:: Task description ::
Please list all lines of the material below in which the string "this" occurs.
_ _ _ _ _
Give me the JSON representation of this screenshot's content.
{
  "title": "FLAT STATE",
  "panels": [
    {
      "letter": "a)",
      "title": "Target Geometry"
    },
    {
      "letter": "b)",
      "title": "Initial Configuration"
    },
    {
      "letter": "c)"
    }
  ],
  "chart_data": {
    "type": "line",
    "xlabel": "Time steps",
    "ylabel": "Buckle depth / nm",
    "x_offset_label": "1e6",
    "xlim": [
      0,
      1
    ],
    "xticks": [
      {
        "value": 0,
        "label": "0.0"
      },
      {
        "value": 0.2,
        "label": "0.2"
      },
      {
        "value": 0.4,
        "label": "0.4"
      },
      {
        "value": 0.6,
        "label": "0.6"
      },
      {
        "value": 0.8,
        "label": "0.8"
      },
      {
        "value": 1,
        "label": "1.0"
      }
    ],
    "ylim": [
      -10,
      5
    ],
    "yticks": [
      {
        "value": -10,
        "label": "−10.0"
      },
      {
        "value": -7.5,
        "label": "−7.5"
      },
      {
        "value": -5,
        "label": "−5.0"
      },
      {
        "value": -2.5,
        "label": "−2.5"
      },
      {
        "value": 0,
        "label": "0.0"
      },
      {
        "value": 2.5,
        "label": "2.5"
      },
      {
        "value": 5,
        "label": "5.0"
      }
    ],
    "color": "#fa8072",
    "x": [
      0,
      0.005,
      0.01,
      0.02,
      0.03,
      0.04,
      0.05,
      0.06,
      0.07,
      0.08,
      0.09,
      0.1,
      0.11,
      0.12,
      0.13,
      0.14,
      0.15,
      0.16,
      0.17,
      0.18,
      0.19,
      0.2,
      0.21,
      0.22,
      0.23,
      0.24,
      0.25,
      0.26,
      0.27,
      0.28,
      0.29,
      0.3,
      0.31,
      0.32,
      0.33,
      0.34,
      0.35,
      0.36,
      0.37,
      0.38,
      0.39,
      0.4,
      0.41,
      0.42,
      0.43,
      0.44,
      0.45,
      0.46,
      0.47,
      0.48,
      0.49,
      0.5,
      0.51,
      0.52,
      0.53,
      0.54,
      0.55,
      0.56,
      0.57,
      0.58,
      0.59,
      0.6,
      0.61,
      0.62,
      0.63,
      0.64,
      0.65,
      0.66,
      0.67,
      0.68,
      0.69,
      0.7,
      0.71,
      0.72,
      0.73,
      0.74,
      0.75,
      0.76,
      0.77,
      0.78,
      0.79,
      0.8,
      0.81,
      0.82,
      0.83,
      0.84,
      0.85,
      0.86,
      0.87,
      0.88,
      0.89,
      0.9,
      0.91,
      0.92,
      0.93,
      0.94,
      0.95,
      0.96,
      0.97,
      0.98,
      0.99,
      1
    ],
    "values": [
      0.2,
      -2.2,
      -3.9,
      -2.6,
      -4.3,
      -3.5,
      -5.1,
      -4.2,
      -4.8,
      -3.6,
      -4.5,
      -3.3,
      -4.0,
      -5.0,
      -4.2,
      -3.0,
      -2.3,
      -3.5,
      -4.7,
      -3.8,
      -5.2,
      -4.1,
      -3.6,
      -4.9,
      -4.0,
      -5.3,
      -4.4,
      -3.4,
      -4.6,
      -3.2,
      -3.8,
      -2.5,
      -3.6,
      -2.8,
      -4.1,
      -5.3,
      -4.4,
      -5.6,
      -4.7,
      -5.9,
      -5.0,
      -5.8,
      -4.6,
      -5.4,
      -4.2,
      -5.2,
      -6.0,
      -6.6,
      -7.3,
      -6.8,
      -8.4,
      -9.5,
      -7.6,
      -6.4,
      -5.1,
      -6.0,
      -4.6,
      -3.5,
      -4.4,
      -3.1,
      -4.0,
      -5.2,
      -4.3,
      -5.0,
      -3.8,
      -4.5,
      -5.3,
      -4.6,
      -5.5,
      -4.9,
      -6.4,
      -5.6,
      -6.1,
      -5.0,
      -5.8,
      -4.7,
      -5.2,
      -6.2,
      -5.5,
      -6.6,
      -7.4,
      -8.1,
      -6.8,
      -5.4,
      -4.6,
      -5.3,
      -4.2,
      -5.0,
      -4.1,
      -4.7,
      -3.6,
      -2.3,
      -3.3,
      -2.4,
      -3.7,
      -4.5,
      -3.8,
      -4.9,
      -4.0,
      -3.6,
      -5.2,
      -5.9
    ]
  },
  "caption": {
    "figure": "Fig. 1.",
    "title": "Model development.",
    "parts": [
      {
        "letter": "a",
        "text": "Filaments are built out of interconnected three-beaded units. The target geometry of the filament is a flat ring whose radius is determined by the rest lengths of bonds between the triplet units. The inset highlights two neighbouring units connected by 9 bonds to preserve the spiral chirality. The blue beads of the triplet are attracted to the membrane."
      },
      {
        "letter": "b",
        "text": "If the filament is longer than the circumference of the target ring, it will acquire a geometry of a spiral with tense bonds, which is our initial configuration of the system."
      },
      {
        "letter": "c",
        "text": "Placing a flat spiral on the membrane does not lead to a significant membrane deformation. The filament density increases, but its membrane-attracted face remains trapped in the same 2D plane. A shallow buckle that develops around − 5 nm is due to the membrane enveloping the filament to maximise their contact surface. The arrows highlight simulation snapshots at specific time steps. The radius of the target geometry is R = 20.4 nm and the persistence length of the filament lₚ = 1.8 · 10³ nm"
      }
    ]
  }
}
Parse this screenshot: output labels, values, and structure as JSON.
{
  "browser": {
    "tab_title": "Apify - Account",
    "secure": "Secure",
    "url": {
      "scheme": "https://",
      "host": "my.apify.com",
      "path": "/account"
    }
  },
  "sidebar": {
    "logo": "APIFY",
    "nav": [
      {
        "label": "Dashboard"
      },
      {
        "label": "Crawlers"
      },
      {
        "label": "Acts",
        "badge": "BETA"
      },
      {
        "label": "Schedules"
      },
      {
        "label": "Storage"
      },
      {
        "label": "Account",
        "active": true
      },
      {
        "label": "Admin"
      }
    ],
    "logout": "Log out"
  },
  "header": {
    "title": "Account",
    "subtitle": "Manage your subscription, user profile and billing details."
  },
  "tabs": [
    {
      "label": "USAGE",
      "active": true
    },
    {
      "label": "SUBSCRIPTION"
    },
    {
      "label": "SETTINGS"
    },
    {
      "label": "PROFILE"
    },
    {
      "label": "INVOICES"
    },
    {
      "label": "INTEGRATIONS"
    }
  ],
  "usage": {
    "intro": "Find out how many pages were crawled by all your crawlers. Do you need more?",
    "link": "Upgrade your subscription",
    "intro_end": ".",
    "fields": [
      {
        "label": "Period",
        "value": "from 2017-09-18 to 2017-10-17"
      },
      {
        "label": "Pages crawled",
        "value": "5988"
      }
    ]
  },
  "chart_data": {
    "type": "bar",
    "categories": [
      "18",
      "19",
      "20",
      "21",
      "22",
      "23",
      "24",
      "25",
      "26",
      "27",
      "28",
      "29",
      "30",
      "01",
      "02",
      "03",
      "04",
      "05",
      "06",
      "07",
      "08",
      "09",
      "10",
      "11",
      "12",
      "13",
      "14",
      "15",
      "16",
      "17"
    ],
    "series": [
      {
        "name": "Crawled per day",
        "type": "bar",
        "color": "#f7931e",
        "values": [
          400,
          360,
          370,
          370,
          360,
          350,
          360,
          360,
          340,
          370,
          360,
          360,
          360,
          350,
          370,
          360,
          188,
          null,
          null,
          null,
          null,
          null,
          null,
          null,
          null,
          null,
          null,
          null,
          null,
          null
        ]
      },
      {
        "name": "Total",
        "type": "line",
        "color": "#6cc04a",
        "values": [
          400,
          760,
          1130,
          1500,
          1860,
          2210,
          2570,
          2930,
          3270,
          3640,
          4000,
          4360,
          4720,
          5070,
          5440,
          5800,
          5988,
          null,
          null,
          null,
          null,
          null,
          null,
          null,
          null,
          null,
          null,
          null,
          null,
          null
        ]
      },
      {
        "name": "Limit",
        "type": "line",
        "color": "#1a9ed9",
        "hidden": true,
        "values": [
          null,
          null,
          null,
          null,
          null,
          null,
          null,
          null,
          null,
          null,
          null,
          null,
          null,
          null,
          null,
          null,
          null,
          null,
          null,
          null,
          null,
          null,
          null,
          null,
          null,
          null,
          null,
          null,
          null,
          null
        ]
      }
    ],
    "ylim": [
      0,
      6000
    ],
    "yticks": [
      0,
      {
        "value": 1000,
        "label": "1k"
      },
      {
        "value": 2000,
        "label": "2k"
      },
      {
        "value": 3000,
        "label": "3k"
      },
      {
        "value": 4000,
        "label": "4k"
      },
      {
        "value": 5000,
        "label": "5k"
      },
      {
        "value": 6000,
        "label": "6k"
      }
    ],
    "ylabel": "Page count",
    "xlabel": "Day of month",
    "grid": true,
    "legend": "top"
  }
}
_ _ _ _ _
:: Exercise answer ::
Give me the JSON representation of this screenshot's content.
Parse this screenshot: output labels, values, and structure as JSON.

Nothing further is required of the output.